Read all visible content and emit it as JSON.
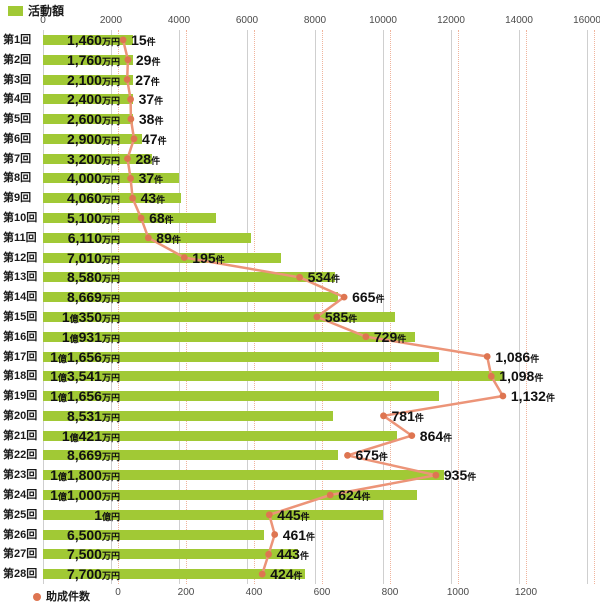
{
  "legend_top": {
    "label": "活動額"
  },
  "legend_bottom": {
    "label": "助成件数"
  },
  "colors": {
    "bar": "#a1c935",
    "line": "#ec9478",
    "marker": "#de7551",
    "grid": "#cfcfcf",
    "grid_dotted": "#f0b49c",
    "text": "#111111",
    "axis_text": "#4a4a4a"
  },
  "chart_data": {
    "type": "bar",
    "orientation": "horizontal",
    "title": "",
    "categories": [
      "第1回",
      "第2回",
      "第3回",
      "第4回",
      "第5回",
      "第6回",
      "第7回",
      "第8回",
      "第9回",
      "第10回",
      "第11回",
      "第12回",
      "第13回",
      "第14回",
      "第15回",
      "第16回",
      "第17回",
      "第18回",
      "第19回",
      "第20回",
      "第21回",
      "第22回",
      "第23回",
      "第24回",
      "第25回",
      "第26回",
      "第27回",
      "第28回"
    ],
    "series": [
      {
        "name": "活動額",
        "type": "bar",
        "axis": "top",
        "unit": "万円",
        "values": [
          1460,
          1760,
          2100,
          2400,
          2600,
          2900,
          3200,
          4000,
          4060,
          5100,
          6110,
          7010,
          8580,
          8669,
          10350,
          10931,
          11656,
          13541,
          11656,
          8531,
          10421,
          8669,
          11800,
          11000,
          10000,
          6500,
          7500,
          7700
        ],
        "labels": [
          "1,460万円",
          "1,760万円",
          "2,100万円",
          "2,400万円",
          "2,600万円",
          "2,900万円",
          "3,200万円",
          "4,000万円",
          "4,060万円",
          "5,100万円",
          "6,110万円",
          "7,010万円",
          "8,580万円",
          "8,669万円",
          "1億350万円",
          "1億931万円",
          "1億1,656万円",
          "1億3,541万円",
          "1億1,656万円",
          "8,531万円",
          "1億421万円",
          "8,669万円",
          "1億1,800万円",
          "1億1,000万円",
          "1億円",
          "6,500万円",
          "7,500万円",
          "7,700万円"
        ]
      },
      {
        "name": "助成件数",
        "type": "line",
        "axis": "bottom",
        "unit": "件",
        "values": [
          15,
          29,
          27,
          37,
          38,
          47,
          28,
          37,
          43,
          68,
          89,
          195,
          534,
          665,
          585,
          729,
          1086,
          1098,
          1132,
          781,
          864,
          675,
          935,
          624,
          445,
          461,
          443,
          424
        ],
        "labels": [
          "15件",
          "29件",
          "27件",
          "37件",
          "38件",
          "47件",
          "28件",
          "37件",
          "43件",
          "68件",
          "89件",
          "195件",
          "534件",
          "665件",
          "585件",
          "729件",
          "1,086件",
          "1,098件",
          "1,132件",
          "781件",
          "864件",
          "675件",
          "935件",
          "624件",
          "445件",
          "461件",
          "443件",
          "424件"
        ]
      }
    ],
    "top_axis": {
      "min": 0,
      "max": 16000,
      "step": 2000,
      "ticks": [
        0,
        2000,
        4000,
        6000,
        8000,
        10000,
        12000,
        14000,
        16000
      ]
    },
    "bottom_axis": {
      "min": 0,
      "max": 1400,
      "step": 200,
      "ticks": [
        0,
        200,
        400,
        600,
        800,
        1000,
        1200
      ]
    },
    "grid": true,
    "legend_positions": {
      "活動額": "top-left",
      "助成件数": "bottom-left"
    }
  }
}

○ ○ ○

• _WHAT TO WORK ON_
Without the images, write out each line of the data verbatim.

• _CORRECT RESPONSE_
Read all visible content and emit it as JSON.
{
  "legend_top": {
    "label": "活動額"
  },
  "legend_bottom": {
    "label": "助成件数"
  },
  "colors": {
    "bar": "#a1c935",
    "line": "#ec9478",
    "marker": "#de7551",
    "grid": "#cfcfcf",
    "grid_dotted": "#f0b49c",
    "text": "#111111",
    "axis_text": "#4a4a4a"
  },
  "chart_data": {
    "type": "bar",
    "orientation": "horizontal",
    "title": "",
    "categories": [
      "第1回",
      "第2回",
      "第3回",
      "第4回",
      "第5回",
      "第6回",
      "第7回",
      "第8回",
      "第9回",
      "第10回",
      "第11回",
      "第12回",
      "第13回",
      "第14回",
      "第15回",
      "第16回",
      "第17回",
      "第18回",
      "第19回",
      "第20回",
      "第21回",
      "第22回",
      "第23回",
      "第24回",
      "第25回",
      "第26回",
      "第27回",
      "第28回"
    ],
    "series": [
      {
        "name": "活動額",
        "type": "bar",
        "axis": "top",
        "unit": "万円",
        "values": [
          1460,
          1760,
          2100,
          2400,
          2600,
          2900,
          3200,
          4000,
          4060,
          5100,
          6110,
          7010,
          8580,
          8669,
          10350,
          10931,
          11656,
          13541,
          11656,
          8531,
          10421,
          8669,
          11800,
          11000,
          10000,
          6500,
          7500,
          7700
        ],
        "labels": [
          "1,460万円",
          "1,760万円",
          "2,100万円",
          "2,400万円",
          "2,600万円",
          "2,900万円",
          "3,200万円",
          "4,000万円",
          "4,060万円",
          "5,100万円",
          "6,110万円",
          "7,010万円",
          "8,580万円",
          "8,669万円",
          "1億350万円",
          "1億931万円",
          "1億1,656万円",
          "1億3,541万円",
          "1億1,656万円",
          "8,531万円",
          "1億421万円",
          "8,669万円",
          "1億1,800万円",
          "1億1,000万円",
          "1億円",
          "6,500万円",
          "7,500万円",
          "7,700万円"
        ]
      },
      {
        "name": "助成件数",
        "type": "line",
        "axis": "bottom",
        "unit": "件",
        "values": [
          15,
          29,
          27,
          37,
          38,
          47,
          28,
          37,
          43,
          68,
          89,
          195,
          534,
          665,
          585,
          729,
          1086,
          1098,
          1132,
          781,
          864,
          675,
          935,
          624,
          445,
          461,
          443,
          424
        ],
        "labels": [
          "15件",
          "29件",
          "27件",
          "37件",
          "38件",
          "47件",
          "28件",
          "37件",
          "43件",
          "68件",
          "89件",
          "195件",
          "534件",
          "665件",
          "585件",
          "729件",
          "1,086件",
          "1,098件",
          "1,132件",
          "781件",
          "864件",
          "675件",
          "935件",
          "624件",
          "445件",
          "461件",
          "443件",
          "424件"
        ]
      }
    ],
    "top_axis": {
      "min": 0,
      "max": 16000,
      "step": 2000,
      "ticks": [
        0,
        2000,
        4000,
        6000,
        8000,
        10000,
        12000,
        14000,
        16000
      ]
    },
    "bottom_axis": {
      "min": 0,
      "max": 1400,
      "step": 200,
      "ticks": [
        0,
        200,
        400,
        600,
        800,
        1000,
        1200
      ]
    },
    "grid": true,
    "legend_positions": {
      "活動額": "top-left",
      "助成件数": "bottom-left"
    }
  }
}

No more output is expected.